▶ YOUR TASK: Repeat verbatim the lines of the records beginning with the line containing "cell-year-2025: 1 098 185: [734, 171, 843, 211]" and continuing through the line containing "cell-expense-type: 200: [574, 264, 624, 302]".

Excerpts from a layout annotation set:
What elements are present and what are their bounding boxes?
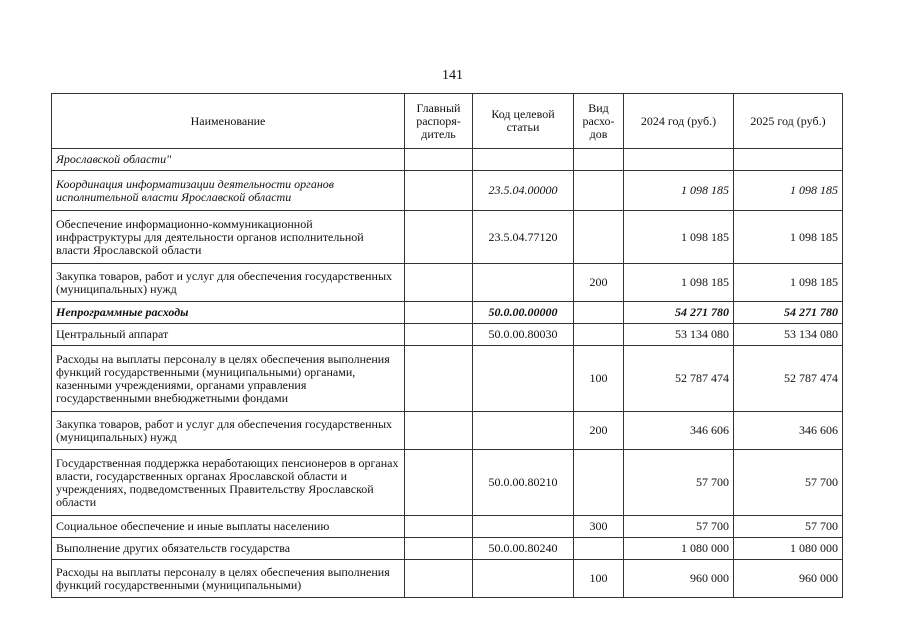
cell-year-2025: 1 098 185: [734, 171, 843, 211]
cell-year-2024: 52 787 474: [624, 346, 734, 412]
cell-target-code: 50.0.00.80240: [473, 538, 574, 560]
cell-name: Центральный аппарат: [52, 324, 405, 346]
cell-expense-type: 200: [574, 264, 624, 302]
cell-name: Государственная поддержка неработающих пенсионеров в органах власти, государственных органах Ярославской области и учреждениях, подведомственных Правительству Ярославской области: [52, 450, 405, 516]
cell-year-2024: 960 000: [624, 560, 734, 598]
table-row: [52, 149, 843, 171]
cell-year-2024: 1 098 185: [624, 211, 734, 264]
table-row: [52, 560, 843, 598]
cell-year-2024: 346 606: [624, 412, 734, 450]
cell-target-code: 50.0.00.80030: [473, 324, 574, 346]
cell-year-2025: 1 080 000: [734, 538, 843, 560]
cell-year-2024: 1 098 185: [624, 171, 734, 211]
cell-main-manager: [405, 516, 473, 538]
cell-target-code: [473, 149, 574, 171]
cell-expense-type: 200: [574, 412, 624, 450]
cell-name: Ярославской области": [52, 149, 405, 171]
cell-main-manager: [405, 560, 473, 598]
table-body: [52, 149, 843, 598]
cell-main-manager: [405, 412, 473, 450]
header-expense-type: Вид расхо-дов: [574, 94, 624, 149]
table-row: [52, 171, 843, 211]
cell-target-code: 23.5.04.77120: [473, 211, 574, 264]
cell-main-manager: [405, 450, 473, 516]
cell-year-2025: 53 134 080: [734, 324, 843, 346]
cell-main-manager: [405, 211, 473, 264]
cell-target-code: 50.0.00.80210: [473, 450, 574, 516]
cell-expense-type: [574, 324, 624, 346]
cell-year-2024: 53 134 080: [624, 324, 734, 346]
cell-year-2025: 1 098 185: [734, 211, 843, 264]
cell-name: Координация информатизации деятельности органов исполнительной власти Ярославской области: [52, 171, 405, 211]
table-row: [52, 538, 843, 560]
cell-target-code: 23.5.04.00000: [473, 171, 574, 211]
header-target-code: Код целевой статьи: [473, 94, 574, 149]
header-name: Наименование: [52, 94, 405, 149]
cell-year-2024: [624, 149, 734, 171]
cell-year-2024: 57 700: [624, 450, 734, 516]
cell-target-code: [473, 264, 574, 302]
header-main-manager: Главный распоря-дитель: [405, 94, 473, 149]
cell-year-2024: 1 098 185: [624, 264, 734, 302]
cell-main-manager: [405, 171, 473, 211]
cell-target-code: 50.0.00.00000: [473, 302, 574, 324]
cell-expense-type: [574, 211, 624, 264]
cell-main-manager: [405, 302, 473, 324]
cell-name: Выполнение других обязательств государства: [52, 538, 405, 560]
cell-main-manager: [405, 149, 473, 171]
cell-year-2025: 57 700: [734, 516, 843, 538]
header-year-2024: 2024 год (руб.): [624, 94, 734, 149]
cell-name: Закупка товаров, работ и услуг для обеспечения государственных (муниципальных) нужд: [52, 412, 405, 450]
cell-year-2025: 54 271 780: [734, 302, 843, 324]
table-row: [52, 450, 843, 516]
cell-expense-type: [574, 149, 624, 171]
table-row: [52, 412, 843, 450]
cell-year-2025: 1 098 185: [734, 264, 843, 302]
page-number: 141: [442, 68, 463, 83]
cell-expense-type: [574, 538, 624, 560]
cell-expense-type: 100: [574, 560, 624, 598]
cell-name: Расходы на выплаты персоналу в целях обеспечения выполнения функций государственными (муниципальными): [52, 560, 405, 598]
table-row: [52, 346, 843, 412]
cell-expense-type: [574, 302, 624, 324]
cell-year-2024: 57 700: [624, 516, 734, 538]
cell-target-code: [473, 412, 574, 450]
header-year-2025: 2025 год (руб.): [734, 94, 843, 149]
table-row: [52, 324, 843, 346]
table-row: [52, 211, 843, 264]
table-row: [52, 302, 843, 324]
cell-year-2025: 346 606: [734, 412, 843, 450]
cell-target-code: [473, 516, 574, 538]
cell-main-manager: [405, 324, 473, 346]
cell-expense-type: 100: [574, 346, 624, 412]
cell-name: Непрограммные расходы: [52, 302, 405, 324]
cell-name: Расходы на выплаты персоналу в целях обеспечения выполнения функций государственными (муниципальными) органами, казенными учреждениями, органами управления государственными внебюджетными фондами: [52, 346, 405, 412]
cell-year-2025: 57 700: [734, 450, 843, 516]
cell-year-2025: 52 787 474: [734, 346, 843, 412]
cell-expense-type: 300: [574, 516, 624, 538]
cell-main-manager: [405, 264, 473, 302]
cell-target-code: [473, 346, 574, 412]
cell-name: Закупка товаров, работ и услуг для обеспечения государственных (муниципальных) нужд: [52, 264, 405, 302]
cell-name: Обеспечение информационно-коммуникационной инфраструктуры для деятельности органов исполнительной власти Ярославской области: [52, 211, 405, 264]
cell-year-2024: 54 271 780: [624, 302, 734, 324]
cell-main-manager: [405, 538, 473, 560]
cell-year-2025: 960 000: [734, 560, 843, 598]
table-header-row: [52, 94, 843, 149]
cell-main-manager: [405, 346, 473, 412]
cell-target-code: [473, 560, 574, 598]
table-row: [52, 264, 843, 302]
cell-expense-type: [574, 171, 624, 211]
cell-year-2024: 1 080 000: [624, 538, 734, 560]
cell-expense-type: [574, 450, 624, 516]
cell-year-2025: [734, 149, 843, 171]
cell-name: Социальное обеспечение и иные выплаты населению: [52, 516, 405, 538]
table-row: [52, 516, 843, 538]
budget-table: [51, 93, 843, 598]
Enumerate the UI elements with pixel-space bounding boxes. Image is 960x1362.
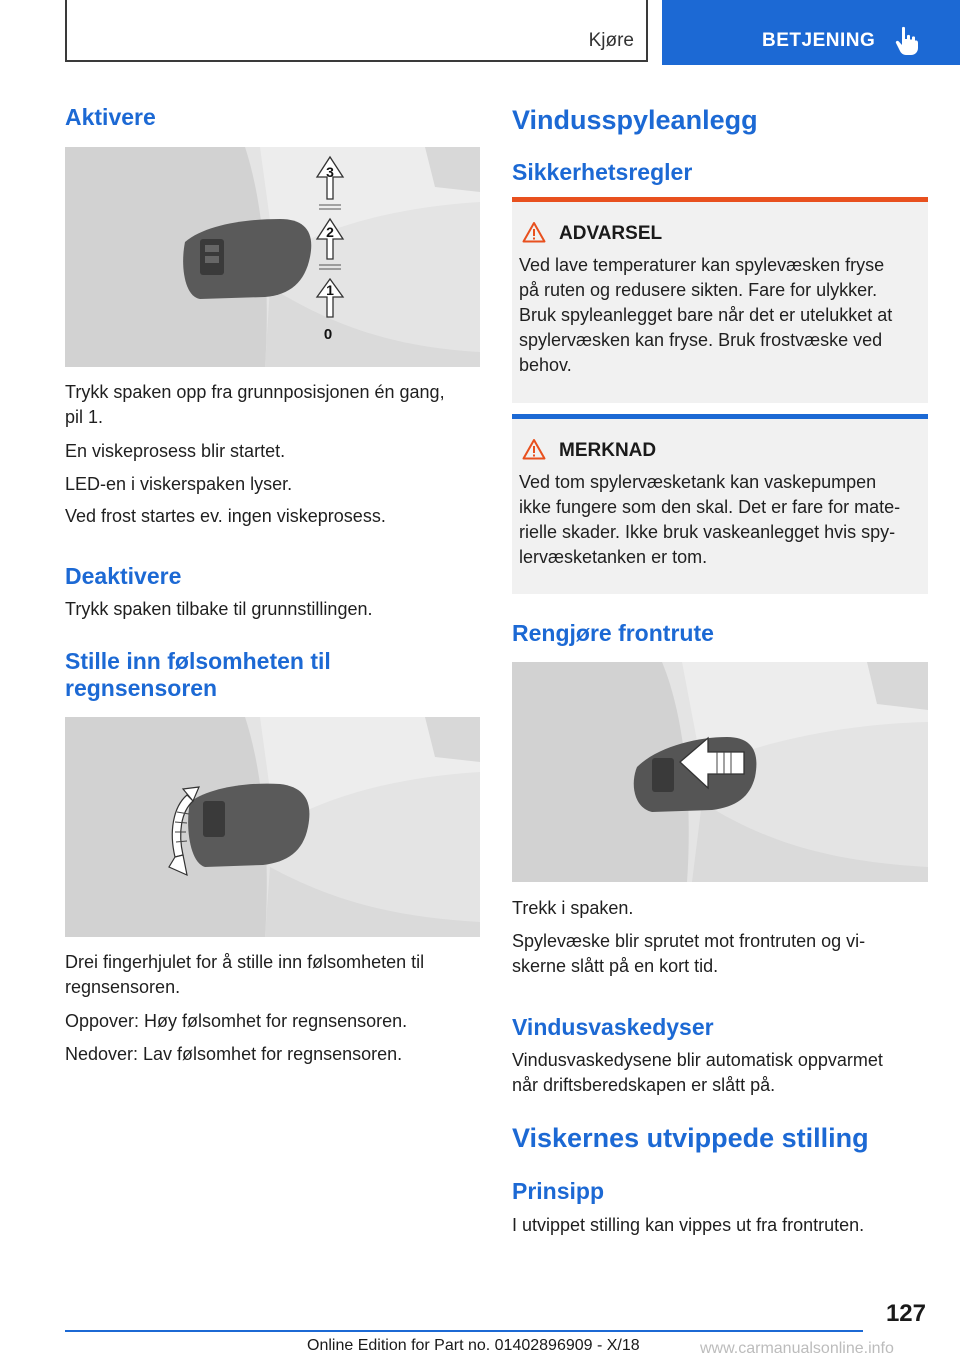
right-paragraph-3b: når driftsberedskapen er slått på. — [512, 1075, 776, 1095]
left-paragraph-8: Nedover: Lav følsomhet for regnsensoren. — [65, 1044, 403, 1064]
left-paragraph-1b: pil 1. — [65, 407, 104, 427]
heading-deactivate: Deaktivere — [65, 563, 182, 589]
right-paragraph-1: Trekk i spaken. — [512, 898, 634, 918]
note-line: Ved tom spylervæsketank kan vaskepumpen — [519, 472, 877, 492]
note-title: MERKNAD — [559, 440, 657, 461]
left-paragraph-1: Trykk spaken opp fra grunnposisjonen én gang, — [65, 382, 445, 402]
heading-sensitivity-line2: regnsensoren — [65, 675, 218, 701]
note-line: ikke fungere som den skal. Det er fare for mate- — [519, 497, 901, 517]
left-paragraph-4: Ved frost startes ev. ingen viskeprosess. — [65, 506, 386, 526]
note-line: rielle skader. Ikke bruk vaskeanlegget hvis spy- — [519, 522, 896, 542]
left-paragraph-5: Trykk spaken tilbake til grunnstillingen. — [65, 599, 373, 619]
header-section-label: Kjøre — [588, 30, 634, 51]
heading-service-position: Viskernes utvippede stilling — [512, 1123, 869, 1153]
heading-nozzles: Vindusvaskedyser — [512, 1014, 714, 1040]
note-text — [519, 470, 921, 570]
figure-lever-positions — [65, 147, 480, 367]
heading-activate: Aktivere — [65, 104, 156, 130]
note-box — [512, 414, 928, 594]
left-paragraph-3: LED-en i viskerspaken lyser. — [65, 474, 293, 494]
warning-text — [519, 253, 921, 378]
warning-line: behov. — [519, 355, 572, 375]
footer-watermark[interactable]: www.carmanualsonline.info — [700, 1340, 894, 1357]
figure-pull-lever — [512, 662, 928, 882]
footer-divider — [65, 1330, 863, 1332]
left-paragraph-2: En viskeprosess blir startet. — [65, 441, 286, 461]
fig1-label-2: 2 — [326, 224, 334, 240]
heading-sensitivity-line1: Stille inn følsomheten til — [65, 648, 331, 674]
header-chapter-tab[interactable] — [662, 0, 960, 65]
fig1-label-0: 0 — [323, 326, 333, 343]
hand-pointer-icon — [894, 26, 920, 56]
warning-line: på ruten og redusere sikten. Fare for ulykker. — [519, 280, 878, 300]
footer-edition: Online Edition for Part no. 01402896909 - X/18 — [307, 1337, 640, 1354]
heading-clean-windshield: Rengjøre frontrute — [512, 620, 714, 646]
note-line: lervæsketanken er tom. — [519, 547, 708, 567]
heading-safety: Sikkerhetsregler — [512, 159, 693, 185]
left-paragraph-7: Oppover: Høy følsomhet for regnsensoren. — [65, 1011, 408, 1031]
warning-title: ADVARSEL — [559, 223, 663, 244]
warning-bar — [512, 197, 928, 202]
header-chapter-label: BETJENING — [762, 30, 876, 51]
warning-triangle-icon — [522, 221, 546, 243]
note-bar — [512, 414, 928, 419]
warning-box — [512, 197, 928, 403]
page-number: 127 — [885, 1300, 926, 1327]
warning-line: Bruk spyleanlegget bare når det er utelukket at — [519, 305, 893, 325]
right-paragraph-3: Vindusvaskedysene blir automatisk oppvarmet — [512, 1050, 883, 1070]
warning-line: Ved lave temperaturer kan spylevæsken fryse — [519, 255, 885, 275]
heading-washer-system: Vindusspyleanlegg — [512, 105, 758, 135]
right-paragraph-2: Spylevæske blir sprutet mot frontruten og vi- — [512, 931, 866, 951]
warning-line: spylervæsken kan fryse. Bruk frostvæske ved — [519, 330, 883, 350]
figure-thumbwheel — [65, 717, 480, 937]
header-section-box — [65, 0, 648, 62]
heading-principle: Prinsipp — [512, 1178, 605, 1204]
left-paragraph-6: Drei fingerhjulet for å stille inn følsomheten til — [65, 952, 425, 972]
right-paragraph-4: I utvippet stilling kan vippes ut fra frontruten. — [512, 1215, 865, 1235]
left-paragraph-6b: regnsensoren. — [65, 977, 181, 997]
warning-triangle-icon — [522, 438, 546, 460]
right-paragraph-2b: skerne slått på en kort tid. — [512, 956, 719, 976]
fig1-label-1: 1 — [326, 282, 334, 298]
fig1-label-3: 3 — [326, 164, 334, 180]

▶ CORRECT RESPONSE:
cell-year-2025: 1 098 185: [734, 171, 843, 211]
cell-year-2024: 52 787 474: [624, 346, 734, 412]
cell-target-code: 50.0.00.80240: [473, 538, 574, 560]
cell-name: Центральный аппарат: [52, 324, 405, 346]
cell-expense-type: 200: [574, 264, 624, 302]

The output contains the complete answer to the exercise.